-- Begin Dataset rows --

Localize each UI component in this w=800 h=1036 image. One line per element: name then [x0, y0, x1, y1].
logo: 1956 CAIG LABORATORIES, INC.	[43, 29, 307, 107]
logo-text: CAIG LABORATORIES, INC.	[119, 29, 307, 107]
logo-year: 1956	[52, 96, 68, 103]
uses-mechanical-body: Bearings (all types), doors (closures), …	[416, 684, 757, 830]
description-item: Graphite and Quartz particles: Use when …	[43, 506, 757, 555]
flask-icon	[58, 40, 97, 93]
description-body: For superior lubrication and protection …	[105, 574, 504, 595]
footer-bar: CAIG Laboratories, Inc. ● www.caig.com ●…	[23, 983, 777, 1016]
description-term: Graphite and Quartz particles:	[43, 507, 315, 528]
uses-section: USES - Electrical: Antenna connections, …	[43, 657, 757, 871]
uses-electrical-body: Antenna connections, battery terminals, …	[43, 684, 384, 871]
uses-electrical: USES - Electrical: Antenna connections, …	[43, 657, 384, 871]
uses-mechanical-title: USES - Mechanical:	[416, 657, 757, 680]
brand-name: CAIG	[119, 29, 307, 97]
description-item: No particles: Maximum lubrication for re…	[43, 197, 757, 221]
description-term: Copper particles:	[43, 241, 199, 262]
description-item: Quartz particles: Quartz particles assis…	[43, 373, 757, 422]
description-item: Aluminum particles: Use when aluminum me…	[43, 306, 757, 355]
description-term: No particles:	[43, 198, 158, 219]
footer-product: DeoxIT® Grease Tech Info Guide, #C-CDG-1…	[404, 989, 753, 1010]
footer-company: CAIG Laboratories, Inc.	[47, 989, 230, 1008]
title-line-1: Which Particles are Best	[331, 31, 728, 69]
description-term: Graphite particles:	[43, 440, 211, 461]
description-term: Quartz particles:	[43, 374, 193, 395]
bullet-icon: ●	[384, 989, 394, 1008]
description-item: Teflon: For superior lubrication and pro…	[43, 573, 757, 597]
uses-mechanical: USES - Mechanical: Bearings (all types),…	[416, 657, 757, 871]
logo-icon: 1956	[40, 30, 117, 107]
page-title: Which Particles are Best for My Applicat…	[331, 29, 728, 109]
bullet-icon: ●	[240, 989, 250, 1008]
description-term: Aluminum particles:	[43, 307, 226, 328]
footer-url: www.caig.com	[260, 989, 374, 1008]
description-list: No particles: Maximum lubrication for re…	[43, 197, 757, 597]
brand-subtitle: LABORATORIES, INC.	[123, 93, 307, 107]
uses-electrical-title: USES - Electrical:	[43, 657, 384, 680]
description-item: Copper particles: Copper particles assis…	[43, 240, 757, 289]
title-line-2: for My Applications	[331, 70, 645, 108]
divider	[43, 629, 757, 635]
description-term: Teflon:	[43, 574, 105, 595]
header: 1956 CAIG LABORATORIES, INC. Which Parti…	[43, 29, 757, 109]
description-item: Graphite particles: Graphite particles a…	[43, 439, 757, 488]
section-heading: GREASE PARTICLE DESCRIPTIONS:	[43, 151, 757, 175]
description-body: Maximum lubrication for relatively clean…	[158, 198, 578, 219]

-- End Dataset rows --
-- Begin Dataset rows --

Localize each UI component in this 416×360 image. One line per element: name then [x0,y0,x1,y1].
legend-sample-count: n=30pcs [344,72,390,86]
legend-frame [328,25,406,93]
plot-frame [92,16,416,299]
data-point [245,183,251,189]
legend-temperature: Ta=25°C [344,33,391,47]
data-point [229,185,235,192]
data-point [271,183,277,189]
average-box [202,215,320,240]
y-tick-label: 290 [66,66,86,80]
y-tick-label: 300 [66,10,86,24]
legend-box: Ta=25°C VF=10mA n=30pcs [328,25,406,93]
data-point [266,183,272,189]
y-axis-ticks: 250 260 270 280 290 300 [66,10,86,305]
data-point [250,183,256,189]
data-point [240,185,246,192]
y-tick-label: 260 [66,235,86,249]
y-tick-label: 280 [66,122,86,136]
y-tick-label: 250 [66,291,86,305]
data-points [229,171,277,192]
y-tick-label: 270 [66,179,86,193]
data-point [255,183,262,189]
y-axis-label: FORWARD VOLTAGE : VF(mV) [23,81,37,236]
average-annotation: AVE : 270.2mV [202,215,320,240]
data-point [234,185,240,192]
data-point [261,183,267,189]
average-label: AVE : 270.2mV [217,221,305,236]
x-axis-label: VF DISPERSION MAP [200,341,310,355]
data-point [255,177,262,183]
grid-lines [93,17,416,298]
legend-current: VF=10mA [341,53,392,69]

-- End Dataset rows --

● Task to complete: Copy out the listing above unchanged, everything from the line containing "Localize each UI component in this 416×360" down to the line containing "data-point [229,185,235,192]", with both of those lines included.

● Task result:
Localize each UI component in this 416×360 image. One line per element: name then [x0,y0,x1,y1].
legend-sample-count: n=30pcs [344,72,390,86]
legend-frame [328,25,406,93]
plot-frame [92,16,416,299]
data-point [245,183,251,189]
legend-temperature: Ta=25°C [344,33,391,47]
data-point [229,185,235,192]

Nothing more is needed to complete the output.